* **Your objective**: Where a line below holds the string "Developed", copy that line.

* **The data**:
>> start

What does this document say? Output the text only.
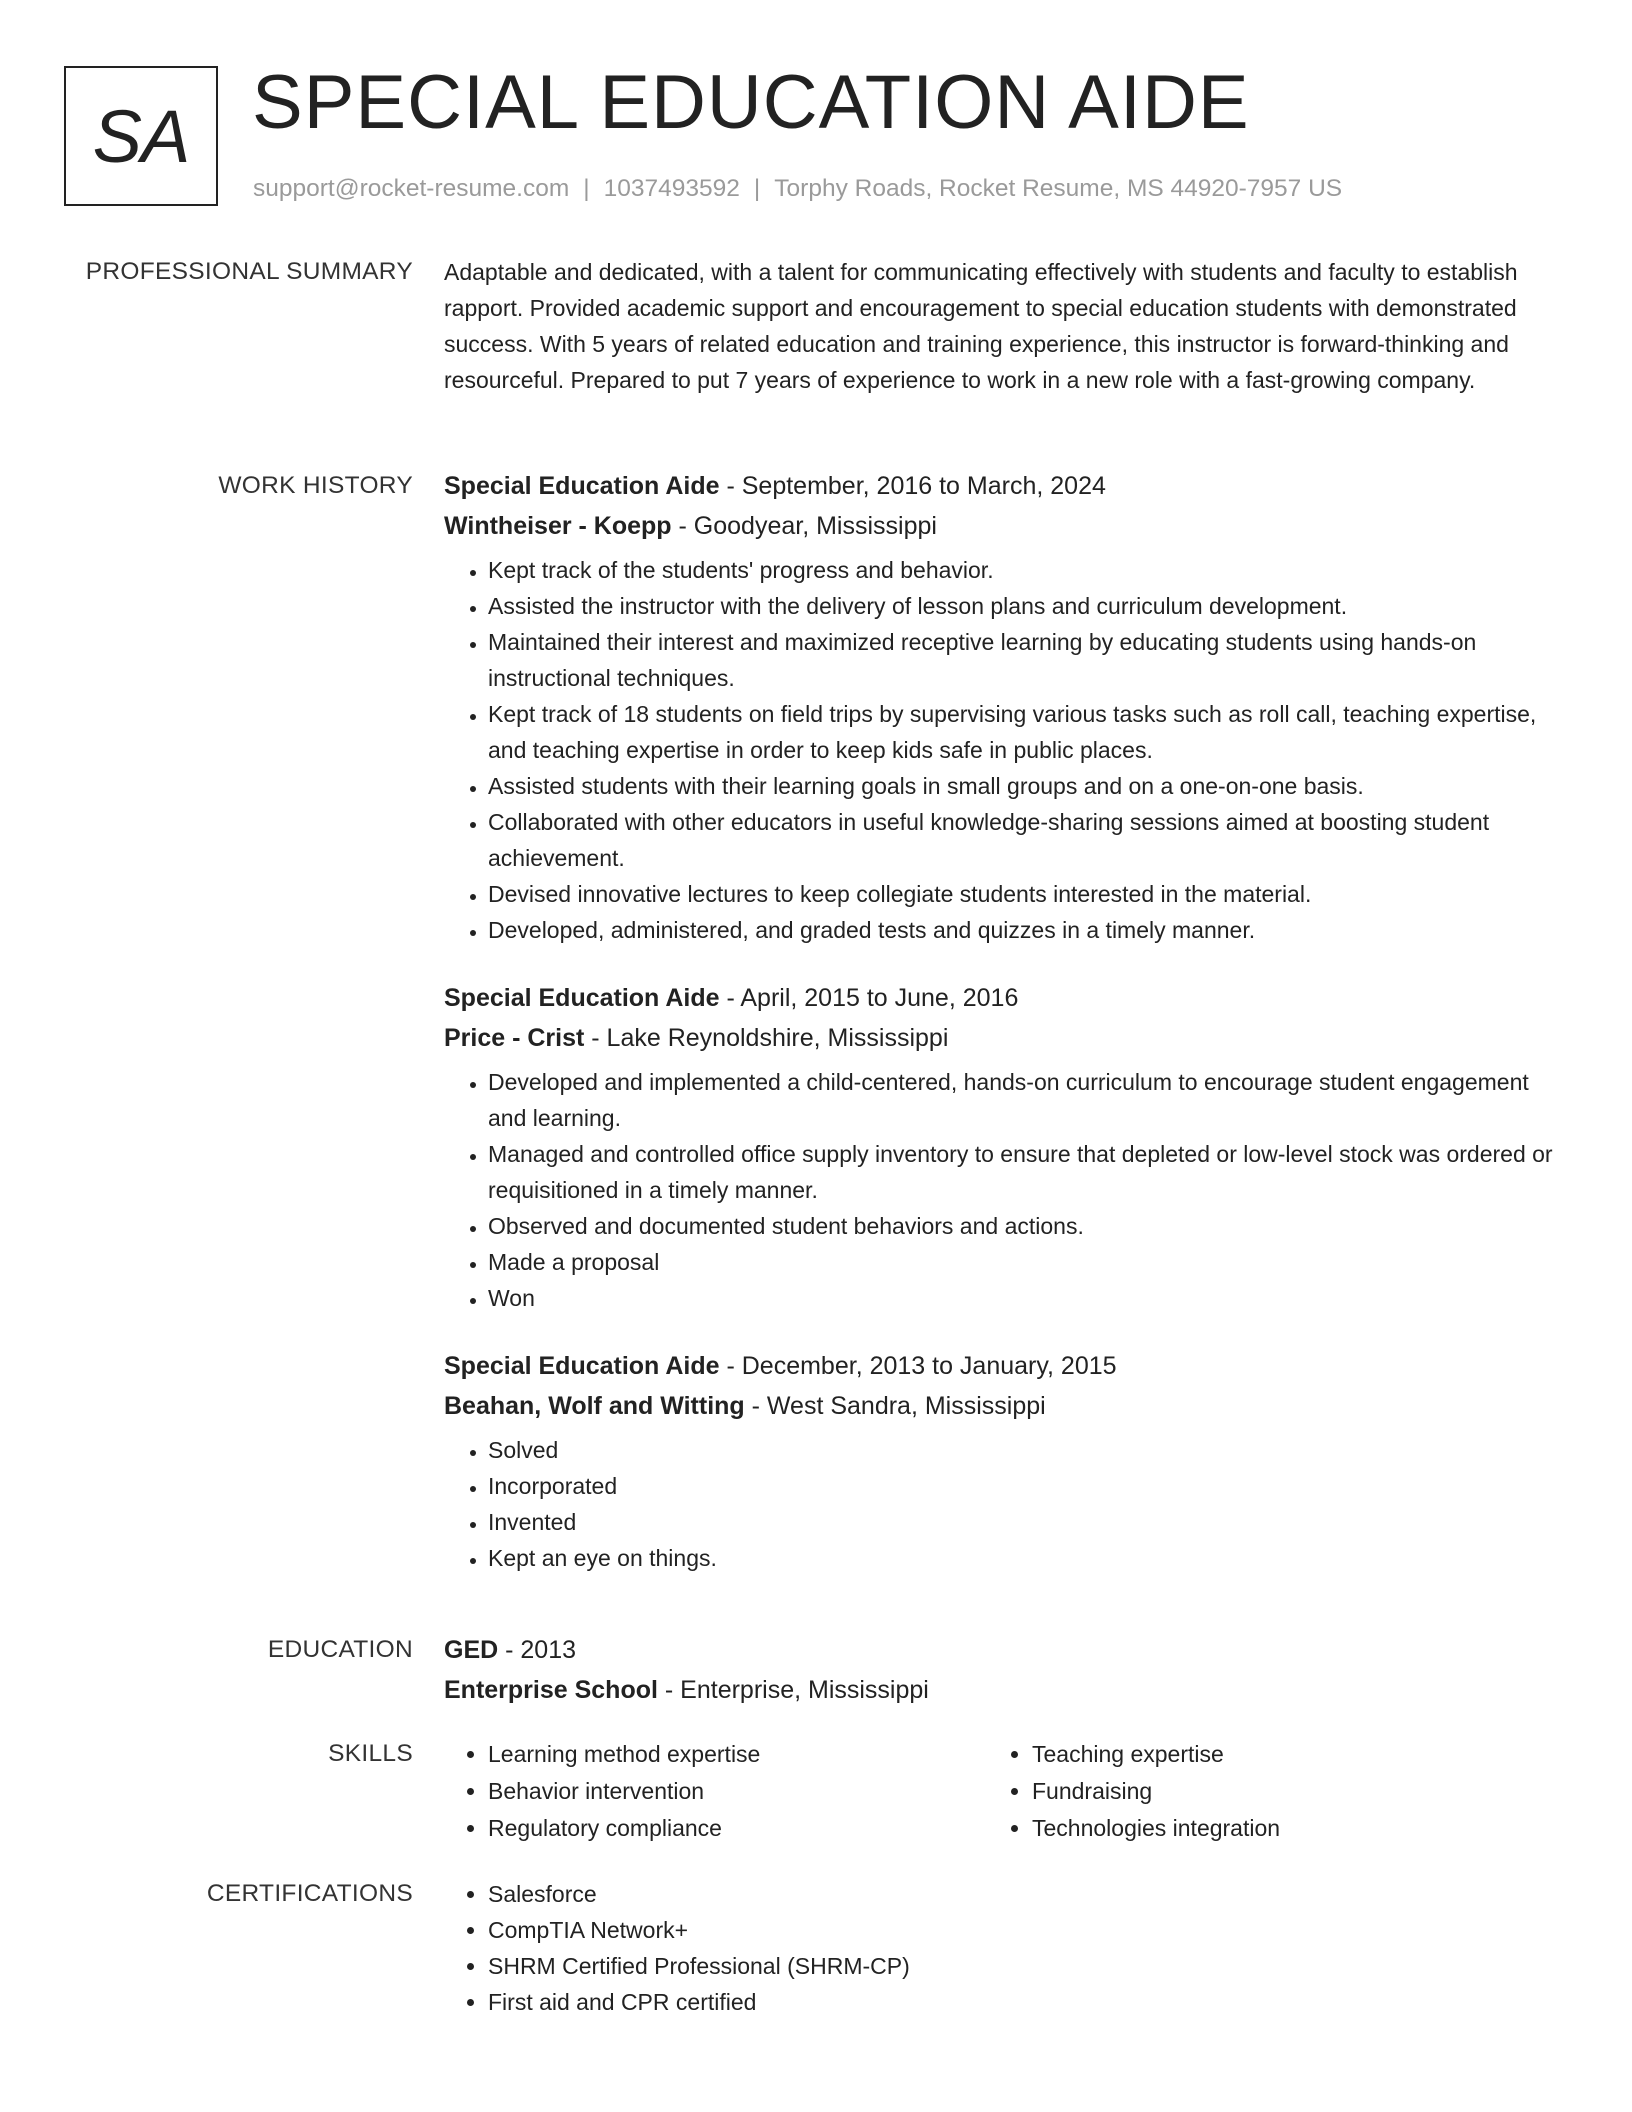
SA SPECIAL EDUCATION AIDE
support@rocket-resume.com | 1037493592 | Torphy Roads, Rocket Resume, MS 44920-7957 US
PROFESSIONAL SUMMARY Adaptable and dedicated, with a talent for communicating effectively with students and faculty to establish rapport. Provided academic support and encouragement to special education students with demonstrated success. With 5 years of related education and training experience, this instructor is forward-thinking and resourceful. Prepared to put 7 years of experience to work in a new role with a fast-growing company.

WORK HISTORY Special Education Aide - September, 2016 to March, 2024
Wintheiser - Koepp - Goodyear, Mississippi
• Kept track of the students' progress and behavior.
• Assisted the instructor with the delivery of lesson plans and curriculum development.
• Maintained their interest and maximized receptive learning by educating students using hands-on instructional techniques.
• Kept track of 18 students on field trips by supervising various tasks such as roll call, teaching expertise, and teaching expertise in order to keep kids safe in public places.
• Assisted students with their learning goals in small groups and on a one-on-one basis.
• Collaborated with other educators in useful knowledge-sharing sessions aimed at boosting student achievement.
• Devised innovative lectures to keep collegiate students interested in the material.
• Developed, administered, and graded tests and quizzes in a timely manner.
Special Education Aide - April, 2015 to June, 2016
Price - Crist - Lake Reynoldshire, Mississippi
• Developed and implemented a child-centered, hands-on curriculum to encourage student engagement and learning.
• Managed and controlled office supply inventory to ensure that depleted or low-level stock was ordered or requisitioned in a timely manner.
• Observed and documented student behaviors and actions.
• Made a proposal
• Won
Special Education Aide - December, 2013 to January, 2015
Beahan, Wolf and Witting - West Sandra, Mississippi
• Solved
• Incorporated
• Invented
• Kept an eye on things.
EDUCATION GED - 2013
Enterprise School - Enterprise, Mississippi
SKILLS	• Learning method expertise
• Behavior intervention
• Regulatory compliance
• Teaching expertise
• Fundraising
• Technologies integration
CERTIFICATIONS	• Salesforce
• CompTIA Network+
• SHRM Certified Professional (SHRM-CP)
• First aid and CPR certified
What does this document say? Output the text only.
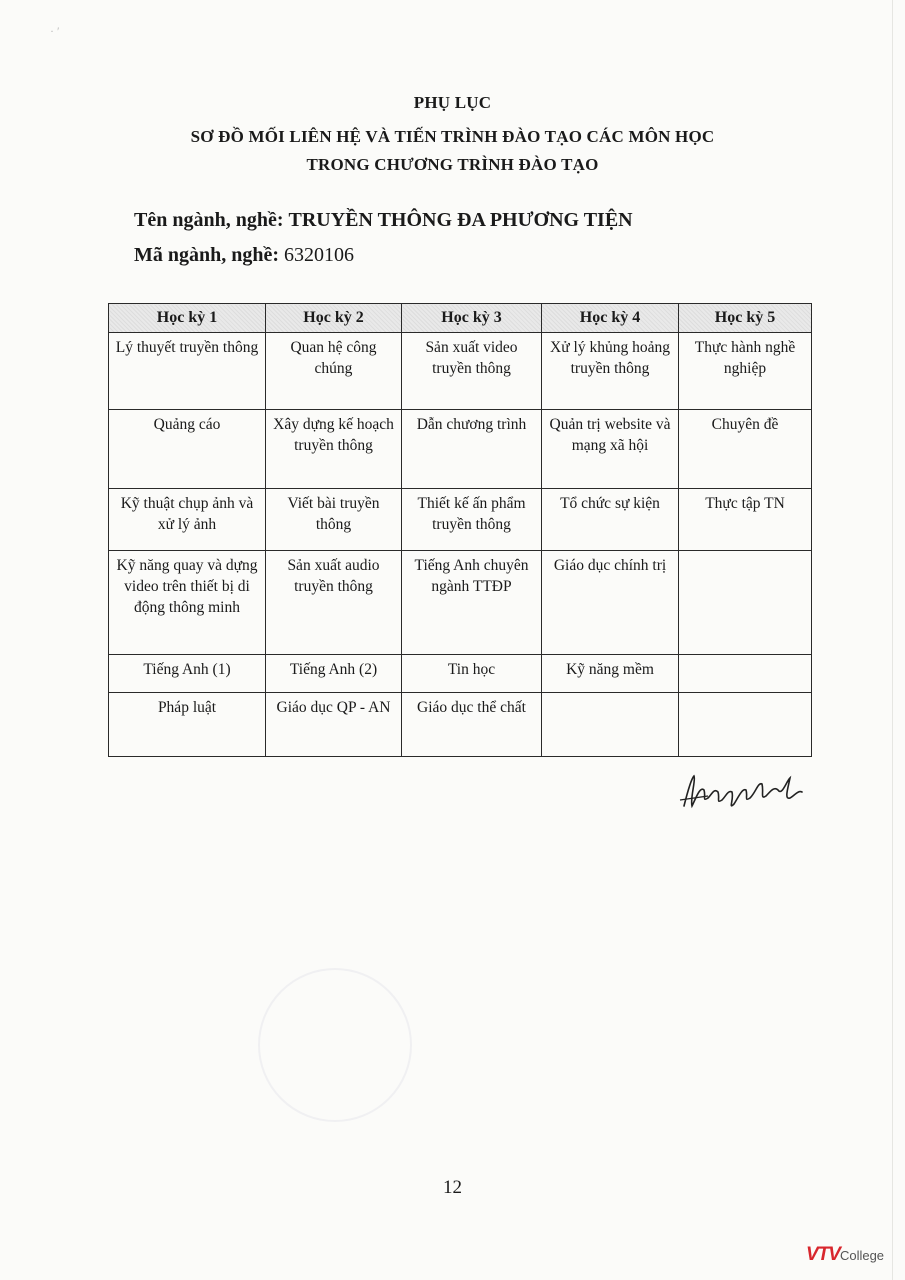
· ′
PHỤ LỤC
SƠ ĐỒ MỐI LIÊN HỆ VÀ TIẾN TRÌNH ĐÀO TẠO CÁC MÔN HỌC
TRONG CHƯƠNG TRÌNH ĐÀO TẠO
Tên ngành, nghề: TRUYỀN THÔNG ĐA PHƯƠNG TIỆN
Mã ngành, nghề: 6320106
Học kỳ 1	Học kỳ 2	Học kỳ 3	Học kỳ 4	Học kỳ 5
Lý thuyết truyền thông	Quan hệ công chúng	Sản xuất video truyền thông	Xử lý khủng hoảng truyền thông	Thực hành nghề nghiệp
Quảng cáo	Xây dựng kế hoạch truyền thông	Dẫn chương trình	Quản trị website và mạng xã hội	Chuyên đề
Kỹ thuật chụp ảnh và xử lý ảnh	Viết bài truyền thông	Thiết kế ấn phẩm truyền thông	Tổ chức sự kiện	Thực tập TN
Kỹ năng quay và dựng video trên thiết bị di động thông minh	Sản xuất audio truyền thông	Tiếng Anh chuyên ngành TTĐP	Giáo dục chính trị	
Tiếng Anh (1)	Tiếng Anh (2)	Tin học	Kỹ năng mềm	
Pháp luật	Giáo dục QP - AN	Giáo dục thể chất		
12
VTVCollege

>> end

* **Solution to this task**:
• Developed, administered, and graded tests and quizzes in a timely manner.
• Developed and implemented a child-centered, hands-on curriculum to encourage student engagement and learning.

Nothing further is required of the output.